> WHAT IS NEEDED
Go through the listing below and list every line with "this".

Stored items
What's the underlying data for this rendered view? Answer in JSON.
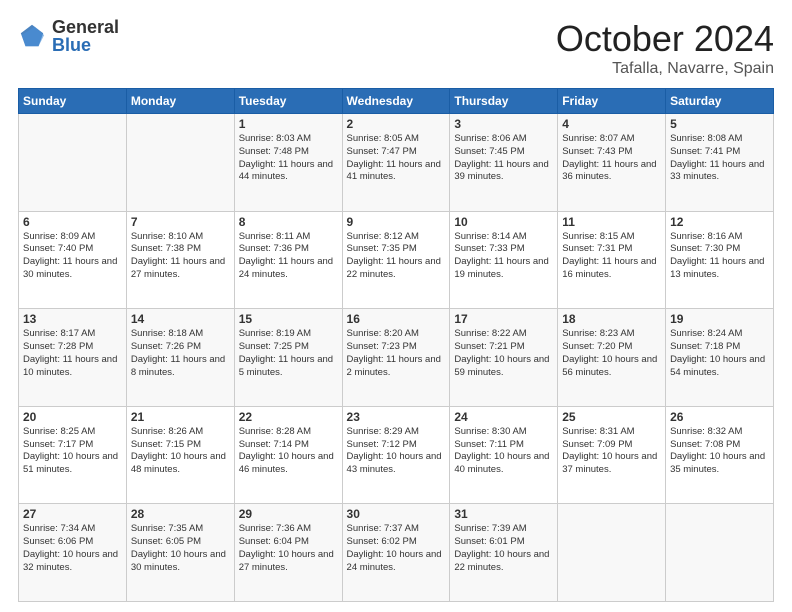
{
  "header": {
    "logo_general": "General",
    "logo_blue": "Blue",
    "month_title": "October 2024",
    "location": "Tafalla, Navarre, Spain"
  },
  "days_of_week": [
    "Sunday",
    "Monday",
    "Tuesday",
    "Wednesday",
    "Thursday",
    "Friday",
    "Saturday"
  ],
  "weeks": [
    [
      {
        "day": "",
        "text": ""
      },
      {
        "day": "",
        "text": ""
      },
      {
        "day": "1",
        "text": "Sunrise: 8:03 AM\nSunset: 7:48 PM\nDaylight: 11 hours and 44 minutes."
      },
      {
        "day": "2",
        "text": "Sunrise: 8:05 AM\nSunset: 7:47 PM\nDaylight: 11 hours and 41 minutes."
      },
      {
        "day": "3",
        "text": "Sunrise: 8:06 AM\nSunset: 7:45 PM\nDaylight: 11 hours and 39 minutes."
      },
      {
        "day": "4",
        "text": "Sunrise: 8:07 AM\nSunset: 7:43 PM\nDaylight: 11 hours and 36 minutes."
      },
      {
        "day": "5",
        "text": "Sunrise: 8:08 AM\nSunset: 7:41 PM\nDaylight: 11 hours and 33 minutes."
      }
    ],
    [
      {
        "day": "6",
        "text": "Sunrise: 8:09 AM\nSunset: 7:40 PM\nDaylight: 11 hours and 30 minutes."
      },
      {
        "day": "7",
        "text": "Sunrise: 8:10 AM\nSunset: 7:38 PM\nDaylight: 11 hours and 27 minutes."
      },
      {
        "day": "8",
        "text": "Sunrise: 8:11 AM\nSunset: 7:36 PM\nDaylight: 11 hours and 24 minutes."
      },
      {
        "day": "9",
        "text": "Sunrise: 8:12 AM\nSunset: 7:35 PM\nDaylight: 11 hours and 22 minutes."
      },
      {
        "day": "10",
        "text": "Sunrise: 8:14 AM\nSunset: 7:33 PM\nDaylight: 11 hours and 19 minutes."
      },
      {
        "day": "11",
        "text": "Sunrise: 8:15 AM\nSunset: 7:31 PM\nDaylight: 11 hours and 16 minutes."
      },
      {
        "day": "12",
        "text": "Sunrise: 8:16 AM\nSunset: 7:30 PM\nDaylight: 11 hours and 13 minutes."
      }
    ],
    [
      {
        "day": "13",
        "text": "Sunrise: 8:17 AM\nSunset: 7:28 PM\nDaylight: 11 hours and 10 minutes."
      },
      {
        "day": "14",
        "text": "Sunrise: 8:18 AM\nSunset: 7:26 PM\nDaylight: 11 hours and 8 minutes."
      },
      {
        "day": "15",
        "text": "Sunrise: 8:19 AM\nSunset: 7:25 PM\nDaylight: 11 hours and 5 minutes."
      },
      {
        "day": "16",
        "text": "Sunrise: 8:20 AM\nSunset: 7:23 PM\nDaylight: 11 hours and 2 minutes."
      },
      {
        "day": "17",
        "text": "Sunrise: 8:22 AM\nSunset: 7:21 PM\nDaylight: 10 hours and 59 minutes."
      },
      {
        "day": "18",
        "text": "Sunrise: 8:23 AM\nSunset: 7:20 PM\nDaylight: 10 hours and 56 minutes."
      },
      {
        "day": "19",
        "text": "Sunrise: 8:24 AM\nSunset: 7:18 PM\nDaylight: 10 hours and 54 minutes."
      }
    ],
    [
      {
        "day": "20",
        "text": "Sunrise: 8:25 AM\nSunset: 7:17 PM\nDaylight: 10 hours and 51 minutes."
      },
      {
        "day": "21",
        "text": "Sunrise: 8:26 AM\nSunset: 7:15 PM\nDaylight: 10 hours and 48 minutes."
      },
      {
        "day": "22",
        "text": "Sunrise: 8:28 AM\nSunset: 7:14 PM\nDaylight: 10 hours and 46 minutes."
      },
      {
        "day": "23",
        "text": "Sunrise: 8:29 AM\nSunset: 7:12 PM\nDaylight: 10 hours and 43 minutes."
      },
      {
        "day": "24",
        "text": "Sunrise: 8:30 AM\nSunset: 7:11 PM\nDaylight: 10 hours and 40 minutes."
      },
      {
        "day": "25",
        "text": "Sunrise: 8:31 AM\nSunset: 7:09 PM\nDaylight: 10 hours and 37 minutes."
      },
      {
        "day": "26",
        "text": "Sunrise: 8:32 AM\nSunset: 7:08 PM\nDaylight: 10 hours and 35 minutes."
      }
    ],
    [
      {
        "day": "27",
        "text": "Sunrise: 7:34 AM\nSunset: 6:06 PM\nDaylight: 10 hours and 32 minutes."
      },
      {
        "day": "28",
        "text": "Sunrise: 7:35 AM\nSunset: 6:05 PM\nDaylight: 10 hours and 30 minutes."
      },
      {
        "day": "29",
        "text": "Sunrise: 7:36 AM\nSunset: 6:04 PM\nDaylight: 10 hours and 27 minutes."
      },
      {
        "day": "30",
        "text": "Sunrise: 7:37 AM\nSunset: 6:02 PM\nDaylight: 10 hours and 24 minutes."
      },
      {
        "day": "31",
        "text": "Sunrise: 7:39 AM\nSunset: 6:01 PM\nDaylight: 10 hours and 22 minutes."
      },
      {
        "day": "",
        "text": ""
      },
      {
        "day": "",
        "text": ""
      }
    ]
  ]
}
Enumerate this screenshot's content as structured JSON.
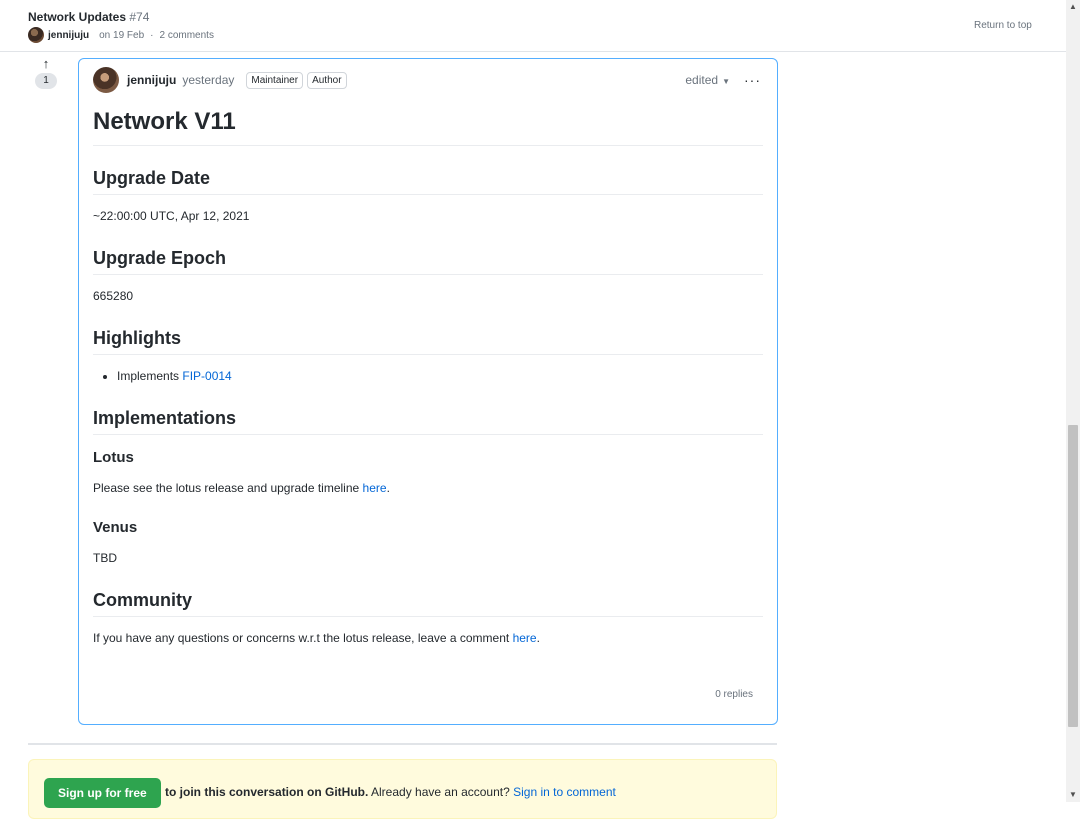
{
  "header": {
    "thread_title": "Network Updates",
    "thread_number": "#74",
    "author": "jennijuju",
    "date": "on 19 Feb",
    "separator": "·",
    "comments": "2 comments",
    "return_to_top": "Return to top"
  },
  "upvote": {
    "count": "1"
  },
  "comment": {
    "author": "jennijuju",
    "time": "yesterday",
    "badges": [
      "Maintainer",
      "Author"
    ],
    "edited": "edited",
    "replies": "0 replies",
    "body": {
      "h1": "Network V11",
      "upgrade_date_heading": "Upgrade Date",
      "upgrade_date": "~22:00:00 UTC, Apr 12, 2021",
      "upgrade_epoch_heading": "Upgrade Epoch",
      "upgrade_epoch": "665280",
      "highlights_heading": "Highlights",
      "highlight_prefix": "Implements",
      "highlight_link": "FIP-0014",
      "implementations_heading": "Implementations",
      "lotus_heading": "Lotus",
      "lotus_text": "Please see the lotus release and upgrade timeline",
      "lotus_link": "here",
      "venus_heading": "Venus",
      "venus_text": "TBD",
      "community_heading": "Community",
      "community_text": "If you have any questions or concerns w.r.t the lotus release, leave a comment",
      "community_link": "here"
    }
  },
  "signup": {
    "button": "Sign up for free",
    "text_bold": "to join this conversation on GitHub.",
    "text": "Already have an account?",
    "link": "Sign in to comment"
  },
  "colors": {
    "accent": "#0366d6",
    "active_border": "#54aeff",
    "signup_green": "#2ea44f",
    "banner_bg": "#fffbdd"
  },
  "icons": [
    "arrow-up-icon",
    "chevron-down-icon",
    "kebab-horizontal-icon"
  ]
}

> EXPECTED OUTPUT
What's the underlying data for this rendered view? Answer in JSON.
Enumerate this screenshot's content as structured JSON.
    "text_bold": "to join this conversation on GitHub.",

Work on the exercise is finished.